-- START STORED RECORDS --
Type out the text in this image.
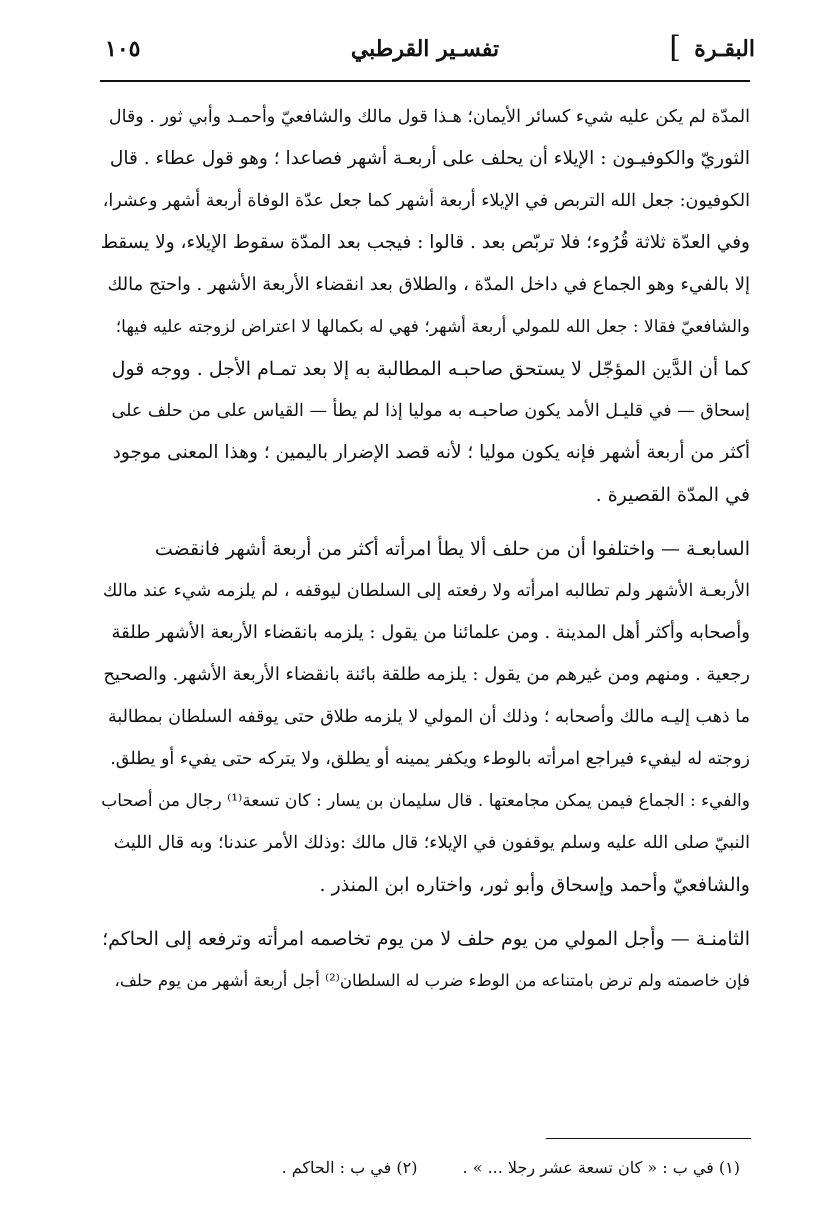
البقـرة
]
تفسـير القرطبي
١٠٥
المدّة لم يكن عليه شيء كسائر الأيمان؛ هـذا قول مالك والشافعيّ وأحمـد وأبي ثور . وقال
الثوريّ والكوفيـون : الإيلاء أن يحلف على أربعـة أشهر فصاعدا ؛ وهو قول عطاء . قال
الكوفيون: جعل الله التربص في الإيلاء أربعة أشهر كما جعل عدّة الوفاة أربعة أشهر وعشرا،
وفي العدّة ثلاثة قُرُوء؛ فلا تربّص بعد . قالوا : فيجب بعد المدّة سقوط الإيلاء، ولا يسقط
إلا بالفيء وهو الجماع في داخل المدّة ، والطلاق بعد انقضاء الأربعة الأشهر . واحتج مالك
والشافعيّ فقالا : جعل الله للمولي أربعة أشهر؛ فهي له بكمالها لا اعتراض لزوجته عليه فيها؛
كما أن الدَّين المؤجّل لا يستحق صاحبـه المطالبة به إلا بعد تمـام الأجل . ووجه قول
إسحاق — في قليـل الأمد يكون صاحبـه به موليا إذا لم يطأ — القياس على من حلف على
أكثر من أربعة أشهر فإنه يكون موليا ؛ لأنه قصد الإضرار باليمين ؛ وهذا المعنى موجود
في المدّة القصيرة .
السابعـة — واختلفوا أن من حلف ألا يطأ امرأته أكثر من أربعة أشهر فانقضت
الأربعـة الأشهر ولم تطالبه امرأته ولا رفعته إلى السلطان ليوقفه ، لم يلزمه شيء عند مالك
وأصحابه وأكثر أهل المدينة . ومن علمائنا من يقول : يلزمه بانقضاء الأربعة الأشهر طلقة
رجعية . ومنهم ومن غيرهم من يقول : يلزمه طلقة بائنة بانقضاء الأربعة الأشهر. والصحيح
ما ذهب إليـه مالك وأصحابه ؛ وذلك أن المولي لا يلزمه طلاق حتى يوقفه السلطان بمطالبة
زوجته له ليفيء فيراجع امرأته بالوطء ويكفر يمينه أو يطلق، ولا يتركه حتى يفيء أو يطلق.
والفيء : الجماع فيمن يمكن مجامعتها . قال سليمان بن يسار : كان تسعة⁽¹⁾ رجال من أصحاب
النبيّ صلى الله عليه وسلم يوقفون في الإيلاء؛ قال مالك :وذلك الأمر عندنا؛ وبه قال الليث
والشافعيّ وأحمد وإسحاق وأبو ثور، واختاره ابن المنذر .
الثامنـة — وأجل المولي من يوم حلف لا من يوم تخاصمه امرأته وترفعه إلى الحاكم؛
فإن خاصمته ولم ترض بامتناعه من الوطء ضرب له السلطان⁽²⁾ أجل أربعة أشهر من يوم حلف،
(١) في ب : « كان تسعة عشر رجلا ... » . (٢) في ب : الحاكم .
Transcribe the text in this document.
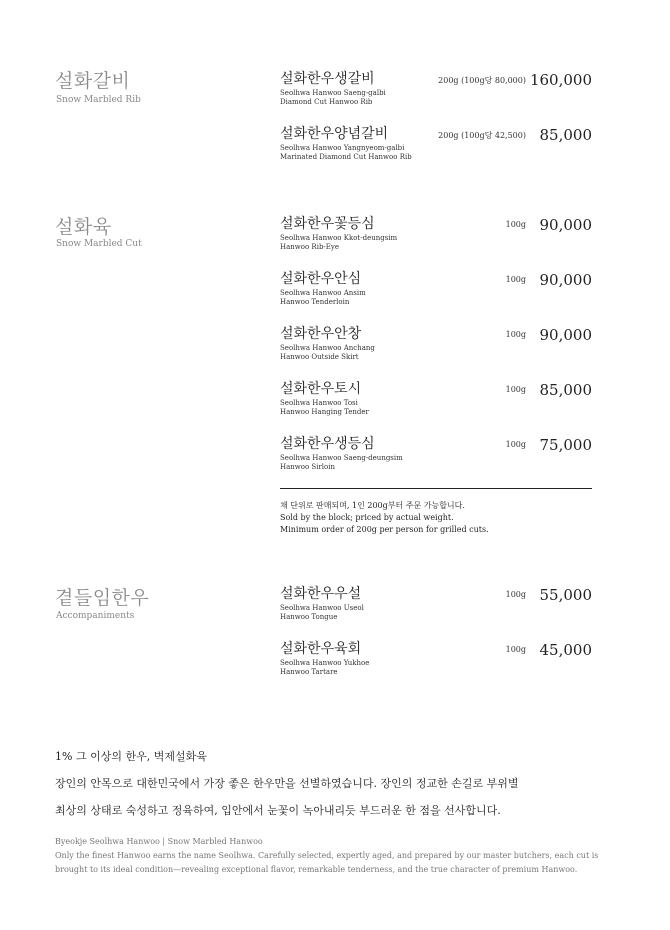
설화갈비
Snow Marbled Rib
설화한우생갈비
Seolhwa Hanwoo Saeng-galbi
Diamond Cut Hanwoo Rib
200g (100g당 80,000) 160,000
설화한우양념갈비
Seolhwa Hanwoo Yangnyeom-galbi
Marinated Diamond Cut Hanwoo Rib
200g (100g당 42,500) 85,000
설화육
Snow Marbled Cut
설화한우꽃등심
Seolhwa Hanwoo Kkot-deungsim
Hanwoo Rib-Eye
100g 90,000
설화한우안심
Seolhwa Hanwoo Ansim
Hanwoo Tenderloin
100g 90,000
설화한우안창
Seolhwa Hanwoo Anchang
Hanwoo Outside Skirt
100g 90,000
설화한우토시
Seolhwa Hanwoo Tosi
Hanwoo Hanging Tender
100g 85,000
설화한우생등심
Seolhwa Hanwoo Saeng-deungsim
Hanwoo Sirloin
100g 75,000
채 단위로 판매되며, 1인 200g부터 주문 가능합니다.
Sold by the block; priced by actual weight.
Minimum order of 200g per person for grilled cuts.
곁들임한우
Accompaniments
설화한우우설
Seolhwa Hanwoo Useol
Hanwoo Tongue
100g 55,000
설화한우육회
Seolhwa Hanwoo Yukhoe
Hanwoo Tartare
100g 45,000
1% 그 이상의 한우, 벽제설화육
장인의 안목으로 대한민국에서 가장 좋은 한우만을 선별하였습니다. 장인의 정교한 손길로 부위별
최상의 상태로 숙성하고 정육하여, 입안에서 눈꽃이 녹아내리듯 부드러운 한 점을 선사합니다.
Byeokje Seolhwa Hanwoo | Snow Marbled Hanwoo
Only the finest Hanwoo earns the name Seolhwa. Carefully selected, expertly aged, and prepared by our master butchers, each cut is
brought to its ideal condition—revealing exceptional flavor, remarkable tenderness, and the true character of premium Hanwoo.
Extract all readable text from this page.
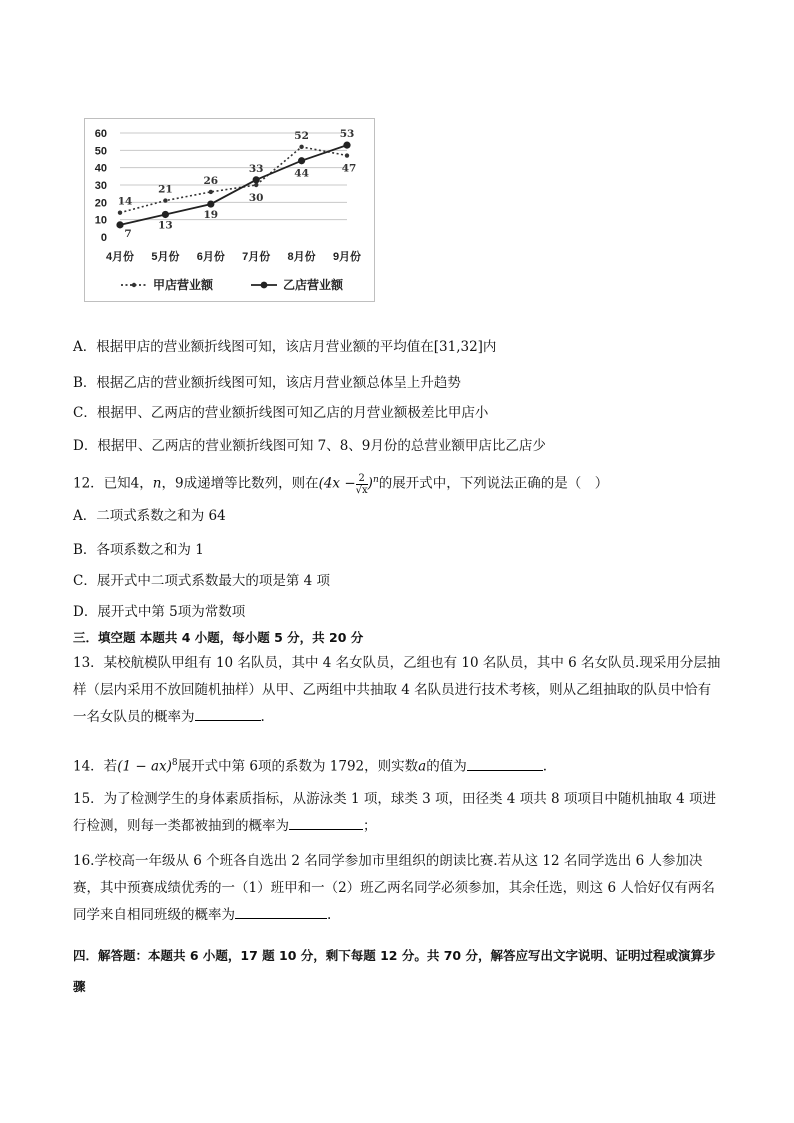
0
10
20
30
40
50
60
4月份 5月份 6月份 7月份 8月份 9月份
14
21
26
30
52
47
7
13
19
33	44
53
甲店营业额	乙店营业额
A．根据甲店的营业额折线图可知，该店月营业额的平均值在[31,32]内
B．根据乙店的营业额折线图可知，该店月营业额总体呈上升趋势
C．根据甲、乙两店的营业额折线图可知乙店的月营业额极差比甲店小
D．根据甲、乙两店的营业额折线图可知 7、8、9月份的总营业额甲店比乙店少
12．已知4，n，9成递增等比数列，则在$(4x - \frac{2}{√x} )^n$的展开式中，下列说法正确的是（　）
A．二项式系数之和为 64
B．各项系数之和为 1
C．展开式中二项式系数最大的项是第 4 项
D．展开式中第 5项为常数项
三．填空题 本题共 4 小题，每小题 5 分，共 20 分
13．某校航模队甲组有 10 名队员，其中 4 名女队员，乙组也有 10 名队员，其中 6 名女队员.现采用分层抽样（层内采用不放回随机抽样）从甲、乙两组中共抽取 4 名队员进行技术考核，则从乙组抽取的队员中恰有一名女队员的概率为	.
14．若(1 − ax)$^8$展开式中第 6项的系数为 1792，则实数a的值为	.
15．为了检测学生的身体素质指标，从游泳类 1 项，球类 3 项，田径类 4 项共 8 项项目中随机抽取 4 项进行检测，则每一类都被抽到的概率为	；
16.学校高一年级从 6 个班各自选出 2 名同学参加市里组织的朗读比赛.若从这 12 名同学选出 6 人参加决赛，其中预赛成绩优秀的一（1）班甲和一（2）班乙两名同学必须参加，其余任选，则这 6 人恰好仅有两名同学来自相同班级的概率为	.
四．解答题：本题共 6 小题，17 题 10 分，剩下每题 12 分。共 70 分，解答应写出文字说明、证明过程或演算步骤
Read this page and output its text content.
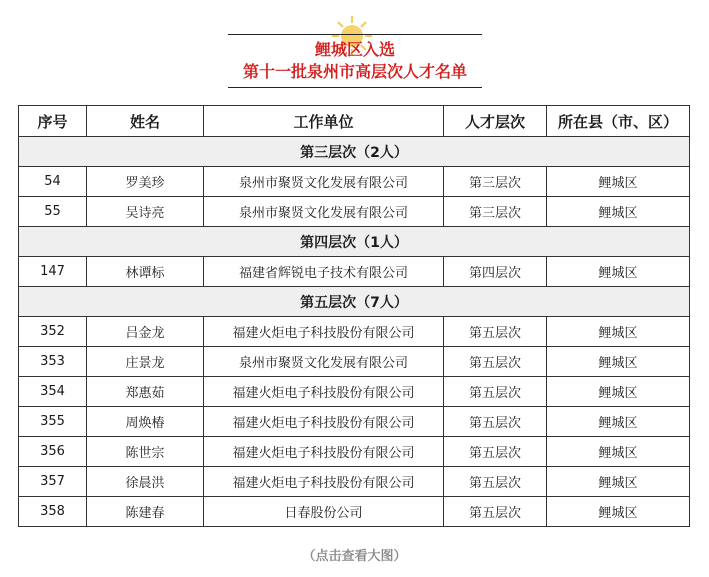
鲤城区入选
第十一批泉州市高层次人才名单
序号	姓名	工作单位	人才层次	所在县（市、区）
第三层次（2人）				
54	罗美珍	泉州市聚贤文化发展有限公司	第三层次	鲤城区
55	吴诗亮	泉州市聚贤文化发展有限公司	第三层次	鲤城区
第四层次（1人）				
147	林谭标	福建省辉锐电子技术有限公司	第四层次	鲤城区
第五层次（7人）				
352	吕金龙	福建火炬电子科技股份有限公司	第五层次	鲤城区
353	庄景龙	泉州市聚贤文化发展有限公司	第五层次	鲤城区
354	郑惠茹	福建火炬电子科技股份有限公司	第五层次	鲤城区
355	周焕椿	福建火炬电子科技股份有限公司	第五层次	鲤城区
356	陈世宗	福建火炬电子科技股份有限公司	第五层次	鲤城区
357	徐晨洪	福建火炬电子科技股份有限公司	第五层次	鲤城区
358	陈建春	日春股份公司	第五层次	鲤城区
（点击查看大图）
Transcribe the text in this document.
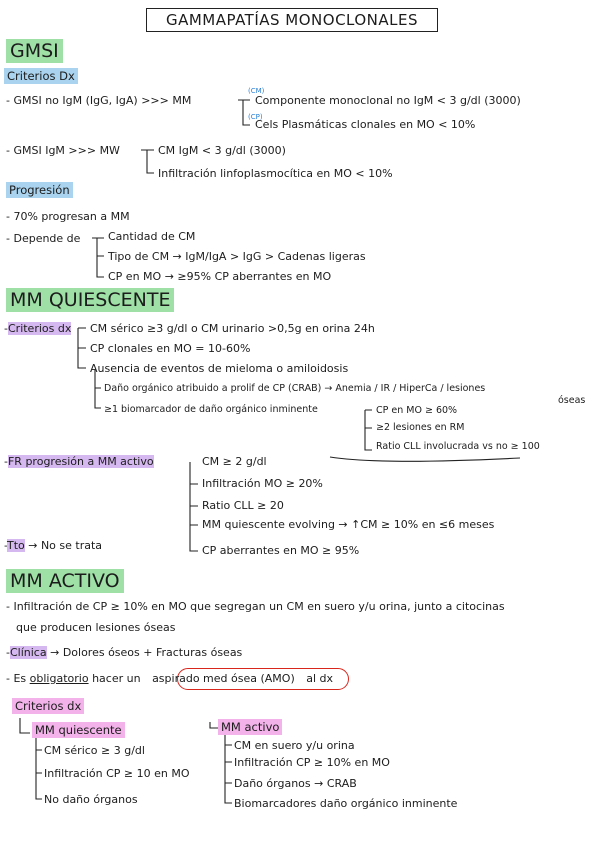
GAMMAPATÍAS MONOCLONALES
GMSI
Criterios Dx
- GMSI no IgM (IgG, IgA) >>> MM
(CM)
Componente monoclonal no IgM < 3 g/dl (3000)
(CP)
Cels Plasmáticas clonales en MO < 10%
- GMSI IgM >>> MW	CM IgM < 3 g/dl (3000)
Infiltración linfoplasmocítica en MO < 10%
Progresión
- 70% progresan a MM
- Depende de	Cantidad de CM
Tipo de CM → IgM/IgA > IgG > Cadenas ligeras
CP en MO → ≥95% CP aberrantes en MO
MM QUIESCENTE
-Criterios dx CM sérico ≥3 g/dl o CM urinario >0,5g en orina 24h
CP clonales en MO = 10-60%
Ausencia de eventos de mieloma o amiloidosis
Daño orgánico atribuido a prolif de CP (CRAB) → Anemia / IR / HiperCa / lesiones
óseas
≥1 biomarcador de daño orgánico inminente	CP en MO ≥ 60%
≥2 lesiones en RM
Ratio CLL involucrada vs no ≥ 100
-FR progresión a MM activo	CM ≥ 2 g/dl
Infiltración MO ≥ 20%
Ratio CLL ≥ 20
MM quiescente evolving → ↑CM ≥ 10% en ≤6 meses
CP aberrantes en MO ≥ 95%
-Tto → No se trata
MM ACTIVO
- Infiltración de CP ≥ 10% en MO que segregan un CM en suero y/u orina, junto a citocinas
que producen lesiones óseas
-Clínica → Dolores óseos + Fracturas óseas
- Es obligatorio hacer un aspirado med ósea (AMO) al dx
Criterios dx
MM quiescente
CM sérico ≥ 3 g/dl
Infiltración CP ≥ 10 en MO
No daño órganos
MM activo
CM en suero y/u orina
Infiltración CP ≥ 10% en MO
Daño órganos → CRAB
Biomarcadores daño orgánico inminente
-- END STORED RECORDS --
Copy, from the material above, each line in which the string "بانقضاء" occurs.

وأصحابه وأكثر أهل المدينة . ومن علمائنا من يقول : يلزمه بانقضاء الأربعة الأشهر طلقة
رجعية . ومنهم ومن غيرهم من يقول : يلزمه طلقة بائنة بانقضاء الأربعة الأشهر. والصحيح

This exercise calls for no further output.